#### Stored data:
=-=-=-=-=

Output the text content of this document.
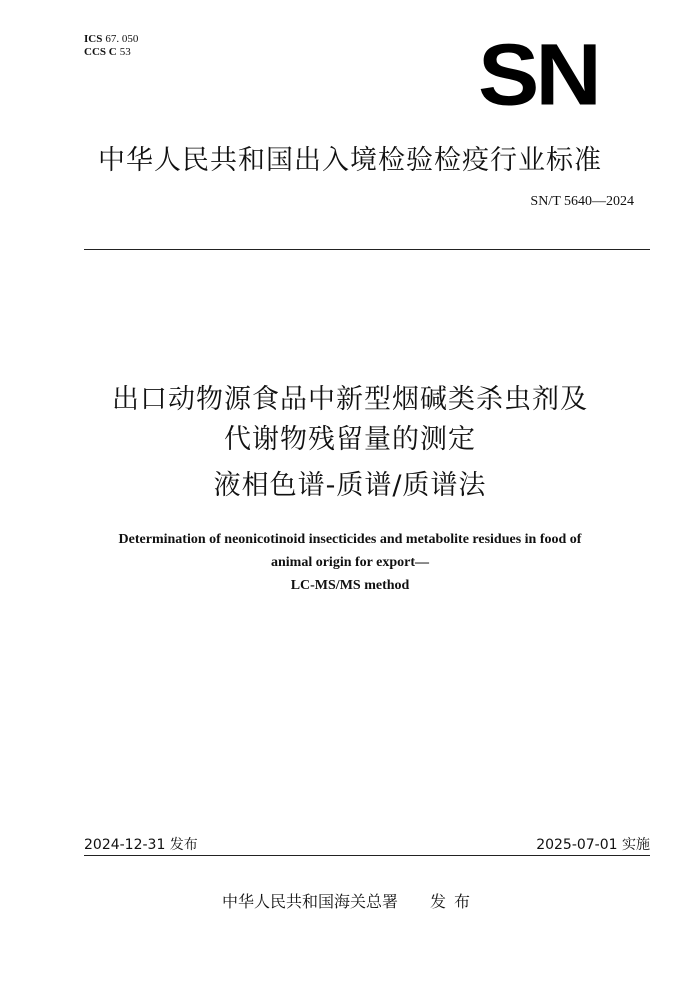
ICS 67. 050
CCS C 53	SN
中华人民共和国出入境检验检疫行业标准
SN/T 5640—2024
出口动物源食品中新型烟碱类杀虫剂及
代谢物残留量的测定
液相色谱-质谱/质谱法
Determination of neonicotinoid insecticides and metabolite residues in food of
animal origin for export—
LC-MS/MS method
2024-12-31 发布	2025-07-01 实施
中华人民共和国海关总署 发布
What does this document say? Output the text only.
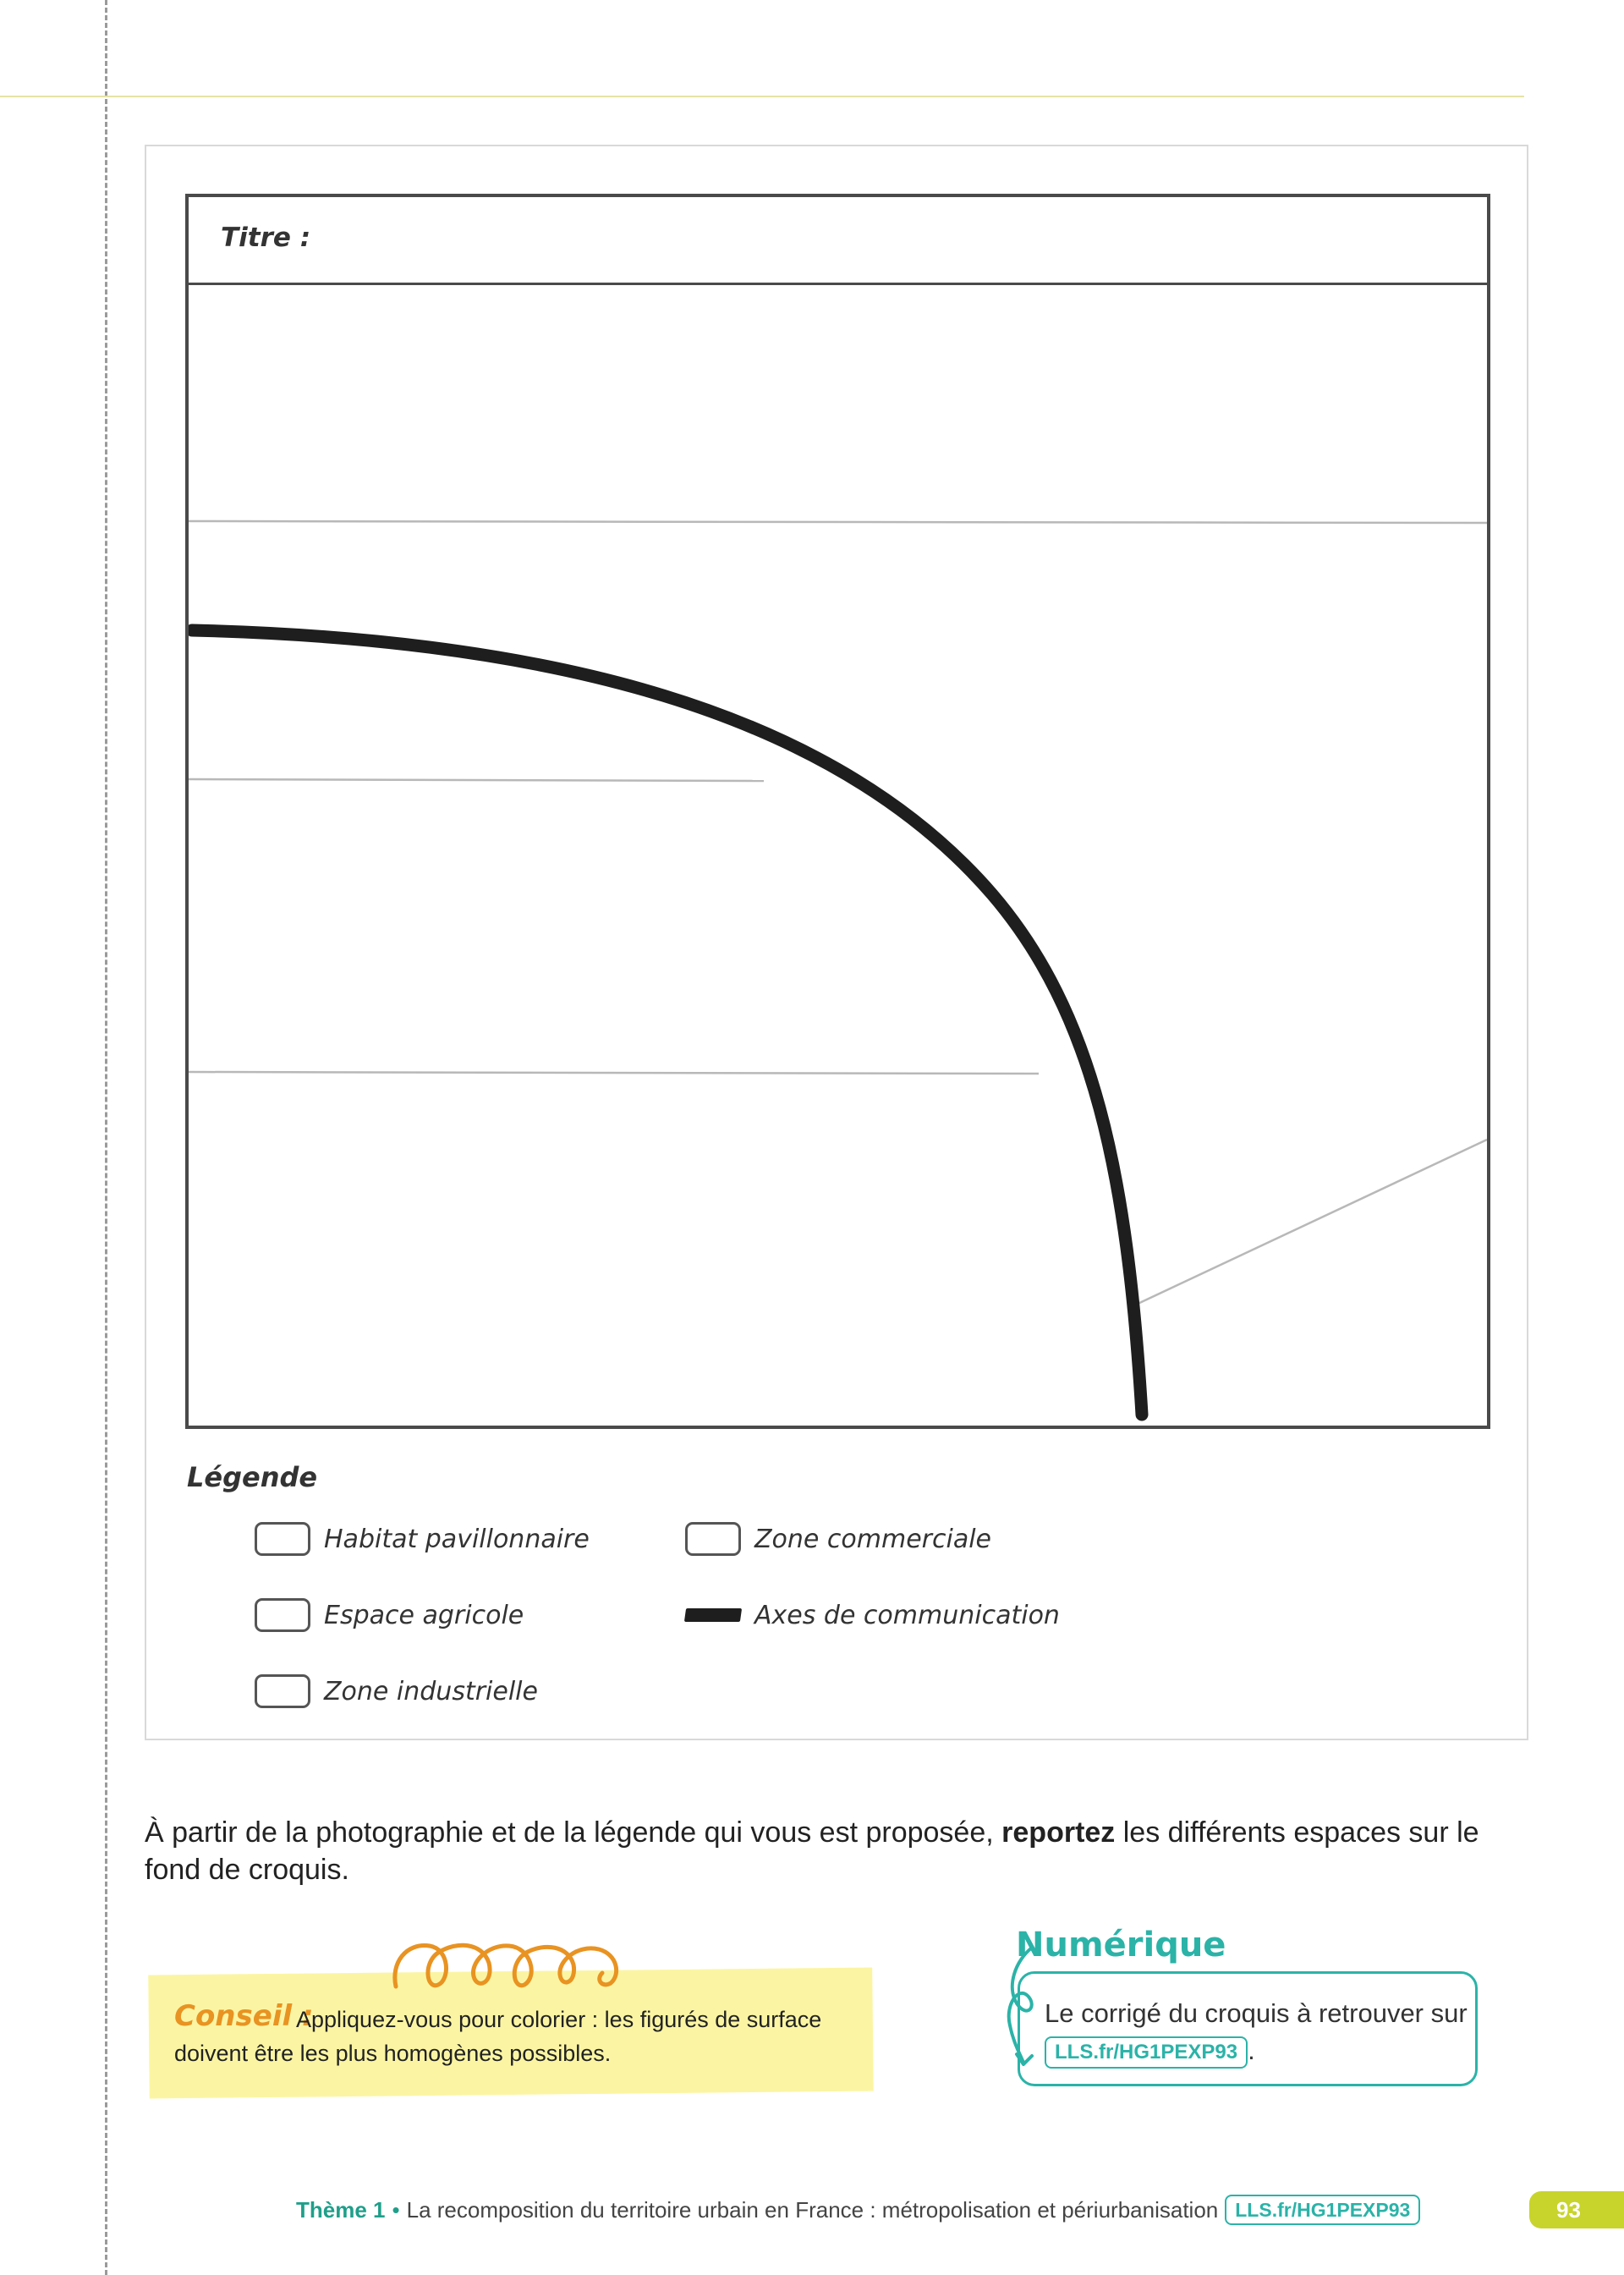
Titre :
Légende
Habitat pavillonnaire	Zone commerciale
Espace agricole	Axes de communication
Zone industrielle

À partir de la photographie et de la légende qui vous est proposée, reportez les différents espaces sur le fond de croquis.

Conseil :

Appliquez-vous pour colorier : les figurés de surface doivent être les plus homogènes possibles.

Numérique

Le corrigé du croquis à retrouver sur LLS.fr/HG1PEXP93 .

Thème 1 • La recomposition du territoire urbain en France : métropolisation et périurbanisation LLS.fr/HG1PEXP93	93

=-=-=-=-=

#### WHAT THE TASK ASKS:
Gather each line of the records holding the string "document".

#### CORRECT ANSWER:
Output the text content of this document.
What does this document say? Output the text only.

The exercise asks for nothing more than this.